● Information provided
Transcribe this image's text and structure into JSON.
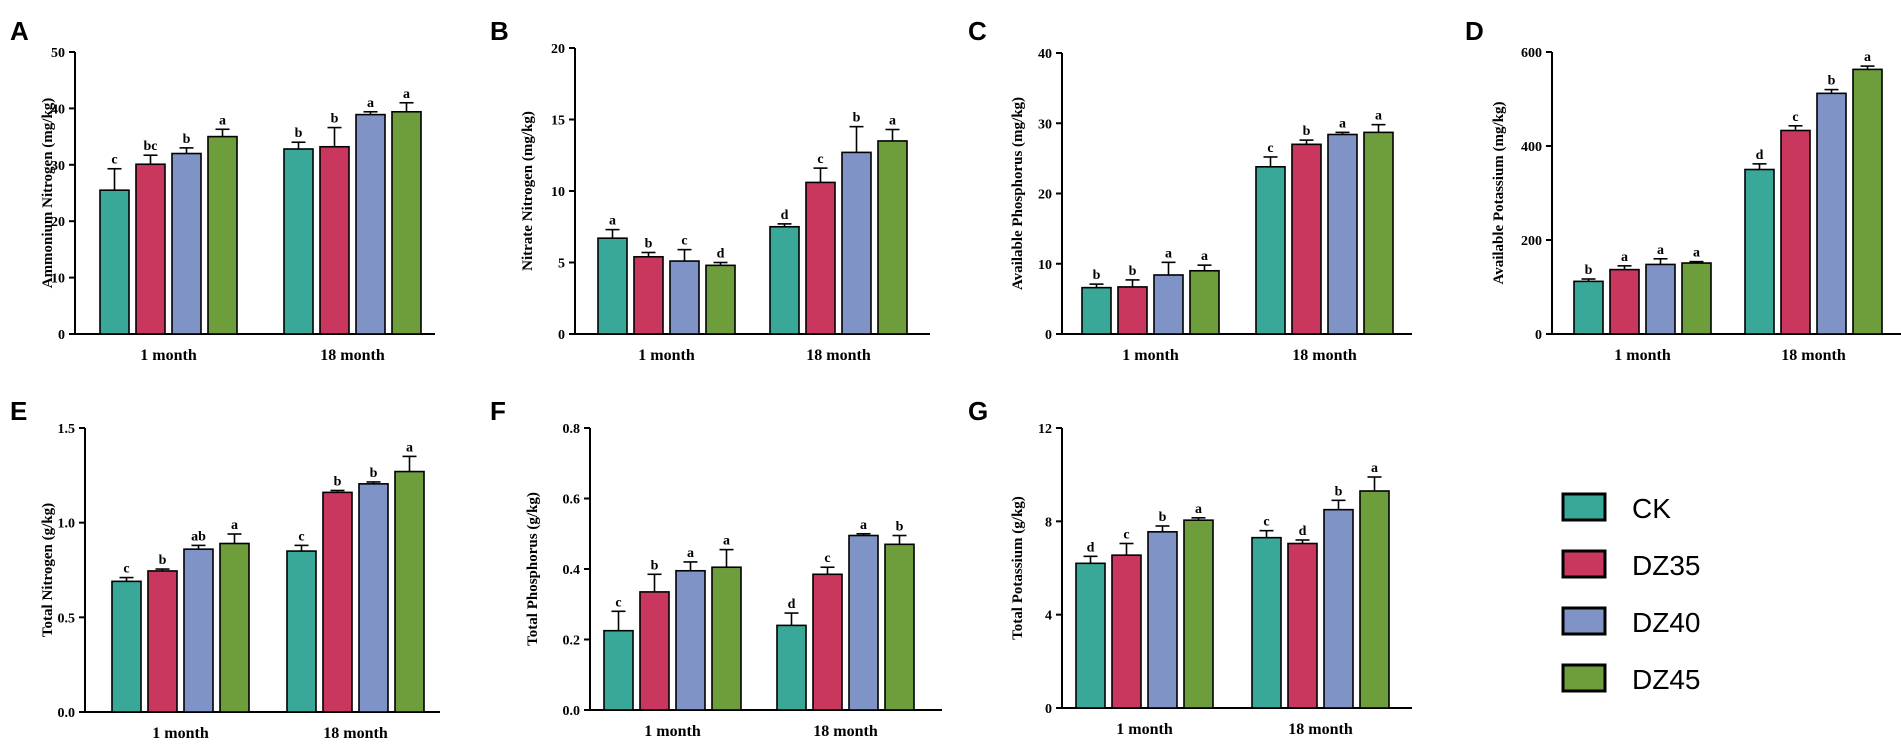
{
  "colors": {
    "CK": "#3aa899",
    "DZ35": "#c9375e",
    "DZ40": "#7f93c7",
    "DZ45": "#6e9d3c",
    "axis": "#000000"
  },
  "legend": [
    "CK",
    "DZ35",
    "DZ40",
    "DZ45"
  ],
  "chart_data": [
    {
      "panel": "A",
      "type": "bar",
      "ylabel": "Ammonium Nitrogen (mg/kg)",
      "categories": [
        "1 month",
        "18 month"
      ],
      "ylim": [
        0,
        50
      ],
      "yticks": [
        "0",
        "10",
        "20",
        "30",
        "40",
        "50"
      ],
      "series": [
        {
          "name": "CK",
          "values": [
            25.5,
            32.8
          ],
          "errors": [
            3.8,
            1.2
          ],
          "letters": [
            "c",
            "b"
          ]
        },
        {
          "name": "DZ35",
          "values": [
            30.1,
            33.2
          ],
          "errors": [
            1.6,
            3.4
          ],
          "letters": [
            "bc",
            "b"
          ]
        },
        {
          "name": "DZ40",
          "values": [
            32.0,
            38.9
          ],
          "errors": [
            1.0,
            0.5
          ],
          "letters": [
            "b",
            "a"
          ]
        },
        {
          "name": "DZ45",
          "values": [
            35.0,
            39.4
          ],
          "errors": [
            1.3,
            1.6
          ],
          "letters": [
            "a",
            "a"
          ]
        }
      ]
    },
    {
      "panel": "B",
      "type": "bar",
      "ylabel": "Nitrate Nitrogen (mg/kg)",
      "categories": [
        "1 month",
        "18 month"
      ],
      "ylim": [
        0,
        20
      ],
      "yticks": [
        "0",
        "5",
        "10",
        "15",
        "20"
      ],
      "series": [
        {
          "name": "CK",
          "values": [
            6.7,
            7.5
          ],
          "errors": [
            0.6,
            0.2
          ],
          "letters": [
            "a",
            "d"
          ]
        },
        {
          "name": "DZ35",
          "values": [
            5.4,
            10.6
          ],
          "errors": [
            0.3,
            1.0
          ],
          "letters": [
            "b",
            "c"
          ]
        },
        {
          "name": "DZ40",
          "values": [
            5.1,
            12.7
          ],
          "errors": [
            0.8,
            1.8
          ],
          "letters": [
            "c",
            "b"
          ]
        },
        {
          "name": "DZ45",
          "values": [
            4.8,
            13.5
          ],
          "errors": [
            0.2,
            0.8
          ],
          "letters": [
            "d",
            "a"
          ]
        }
      ]
    },
    {
      "panel": "C",
      "type": "bar",
      "ylabel": "Available Phosphorus (mg/kg)",
      "categories": [
        "1 month",
        "18 month"
      ],
      "ylim": [
        0,
        40
      ],
      "yticks": [
        "0",
        "10",
        "20",
        "30",
        "40"
      ],
      "series": [
        {
          "name": "CK",
          "values": [
            6.6,
            23.8
          ],
          "errors": [
            0.5,
            1.4
          ],
          "letters": [
            "b",
            "c"
          ]
        },
        {
          "name": "DZ35",
          "values": [
            6.7,
            27.0
          ],
          "errors": [
            1.0,
            0.6
          ],
          "letters": [
            "b",
            "b"
          ]
        },
        {
          "name": "DZ40",
          "values": [
            8.4,
            28.4
          ],
          "errors": [
            1.8,
            0.3
          ],
          "letters": [
            "a",
            "a"
          ]
        },
        {
          "name": "DZ45",
          "values": [
            9.0,
            28.7
          ],
          "errors": [
            0.8,
            1.1
          ],
          "letters": [
            "a",
            "a"
          ]
        }
      ]
    },
    {
      "panel": "D",
      "type": "bar",
      "ylabel": "Available Potassium (mg/kg)",
      "categories": [
        "1 month",
        "18 month"
      ],
      "ylim": [
        0,
        600
      ],
      "yticks": [
        "0",
        "200",
        "400",
        "600"
      ],
      "series": [
        {
          "name": "CK",
          "values": [
            112,
            350
          ],
          "errors": [
            5,
            12
          ],
          "letters": [
            "b",
            "d"
          ]
        },
        {
          "name": "DZ35",
          "values": [
            137,
            433
          ],
          "errors": [
            8,
            10
          ],
          "letters": [
            "a",
            "c"
          ]
        },
        {
          "name": "DZ40",
          "values": [
            148,
            512
          ],
          "errors": [
            12,
            8
          ],
          "letters": [
            "a",
            "b"
          ]
        },
        {
          "name": "DZ45",
          "values": [
            151,
            563
          ],
          "errors": [
            3,
            7
          ],
          "letters": [
            "a",
            "a"
          ]
        }
      ]
    },
    {
      "panel": "E",
      "type": "bar",
      "ylabel": "Total Nitrogen (g/kg)",
      "categories": [
        "1 month",
        "18 month"
      ],
      "ylim": [
        0,
        1.5
      ],
      "yticks": [
        "0.0",
        "0.5",
        "1.0",
        "1.5"
      ],
      "series": [
        {
          "name": "CK",
          "values": [
            0.69,
            0.85
          ],
          "errors": [
            0.02,
            0.03
          ],
          "letters": [
            "c",
            "c"
          ]
        },
        {
          "name": "DZ35",
          "values": [
            0.745,
            1.16
          ],
          "errors": [
            0.01,
            0.01
          ],
          "letters": [
            "b",
            "b"
          ]
        },
        {
          "name": "DZ40",
          "values": [
            0.86,
            1.205
          ],
          "errors": [
            0.02,
            0.01
          ],
          "letters": [
            "ab",
            "b"
          ]
        },
        {
          "name": "DZ45",
          "values": [
            0.89,
            1.27
          ],
          "errors": [
            0.05,
            0.08
          ],
          "letters": [
            "a",
            "a"
          ]
        }
      ]
    },
    {
      "panel": "F",
      "type": "bar",
      "ylabel": "Total Phosphorus (g/kg)",
      "categories": [
        "1 month",
        "18 month"
      ],
      "ylim": [
        0,
        0.8
      ],
      "yticks": [
        "0.0",
        "0.2",
        "0.4",
        "0.6",
        "0.8"
      ],
      "series": [
        {
          "name": "CK",
          "values": [
            0.225,
            0.24
          ],
          "errors": [
            0.055,
            0.035
          ],
          "letters": [
            "c",
            "d"
          ]
        },
        {
          "name": "DZ35",
          "values": [
            0.335,
            0.385
          ],
          "errors": [
            0.05,
            0.02
          ],
          "letters": [
            "b",
            "c"
          ]
        },
        {
          "name": "DZ40",
          "values": [
            0.395,
            0.495
          ],
          "errors": [
            0.025,
            0.005
          ],
          "letters": [
            "a",
            "a"
          ]
        },
        {
          "name": "DZ45",
          "values": [
            0.405,
            0.47
          ],
          "errors": [
            0.05,
            0.025
          ],
          "letters": [
            "a",
            "b"
          ]
        }
      ]
    },
    {
      "panel": "G",
      "type": "bar",
      "ylabel": "Total Potassium (g/kg)",
      "categories": [
        "1 month",
        "18 month"
      ],
      "ylim": [
        0,
        12
      ],
      "yticks": [
        "0",
        "4",
        "8",
        "12"
      ],
      "series": [
        {
          "name": "CK",
          "values": [
            6.2,
            7.3
          ],
          "errors": [
            0.3,
            0.3
          ],
          "letters": [
            "d",
            "c"
          ]
        },
        {
          "name": "DZ35",
          "values": [
            6.55,
            7.05
          ],
          "errors": [
            0.5,
            0.15
          ],
          "letters": [
            "c",
            "d"
          ]
        },
        {
          "name": "DZ40",
          "values": [
            7.55,
            8.5
          ],
          "errors": [
            0.25,
            0.4
          ],
          "letters": [
            "b",
            "b"
          ]
        },
        {
          "name": "DZ45",
          "values": [
            8.05,
            9.3
          ],
          "errors": [
            0.1,
            0.6
          ],
          "letters": [
            "a",
            "a"
          ]
        }
      ]
    }
  ]
}
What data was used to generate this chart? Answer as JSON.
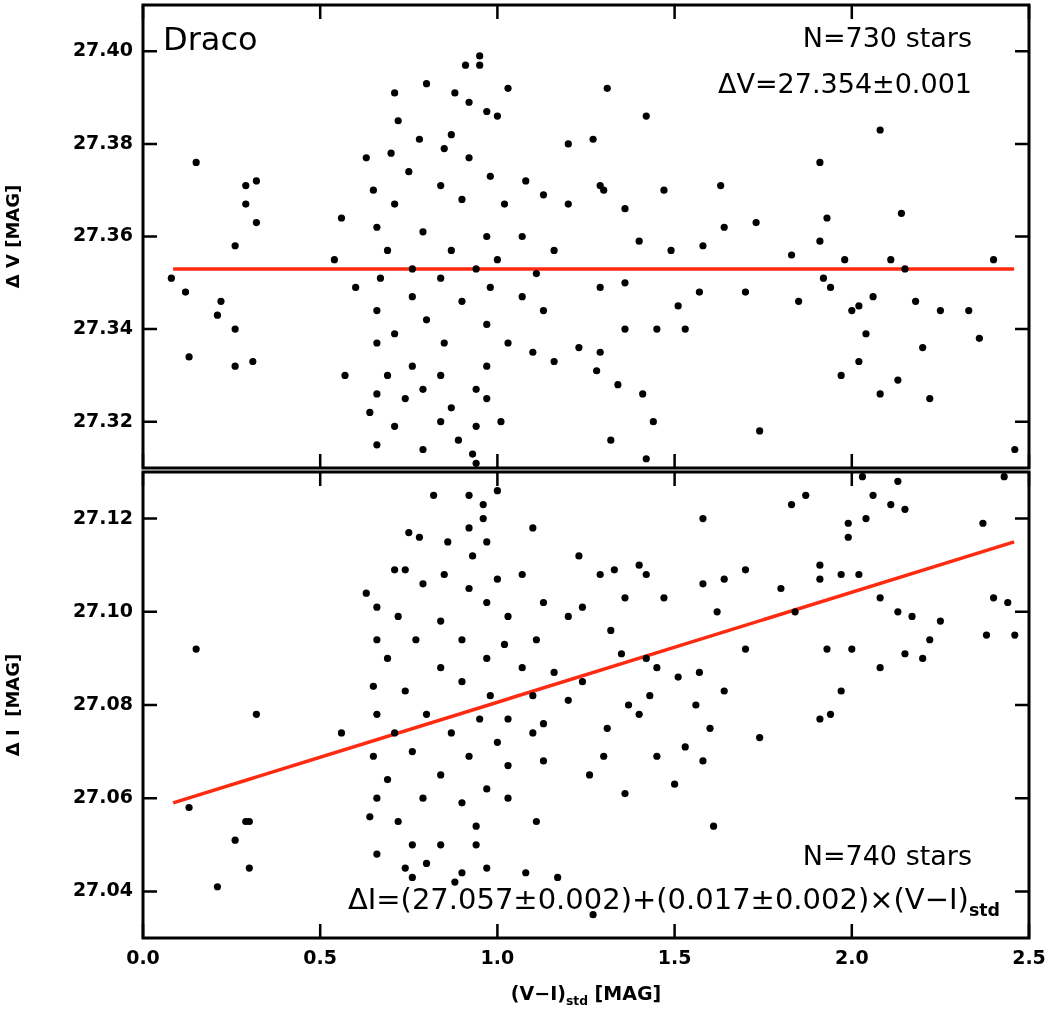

● Short problem
Pick out and copy the lines of the material that include the word "ylabel".

● Task response
      "ylabel": "Ammonium Nitrogen (mg/kg)",
      "ylabel": "Nitrate Nitrogen (mg/kg)",
      "ylabel": "Available Phosphorus (mg/kg)",
      "ylabel": "Available Potassium (mg/kg)",
      "ylabel": "Total Nitrogen (g/kg)",
      "ylabel": "Total Phosphorus (g/kg)",
      "ylabel": "Total Potassium (g/kg)",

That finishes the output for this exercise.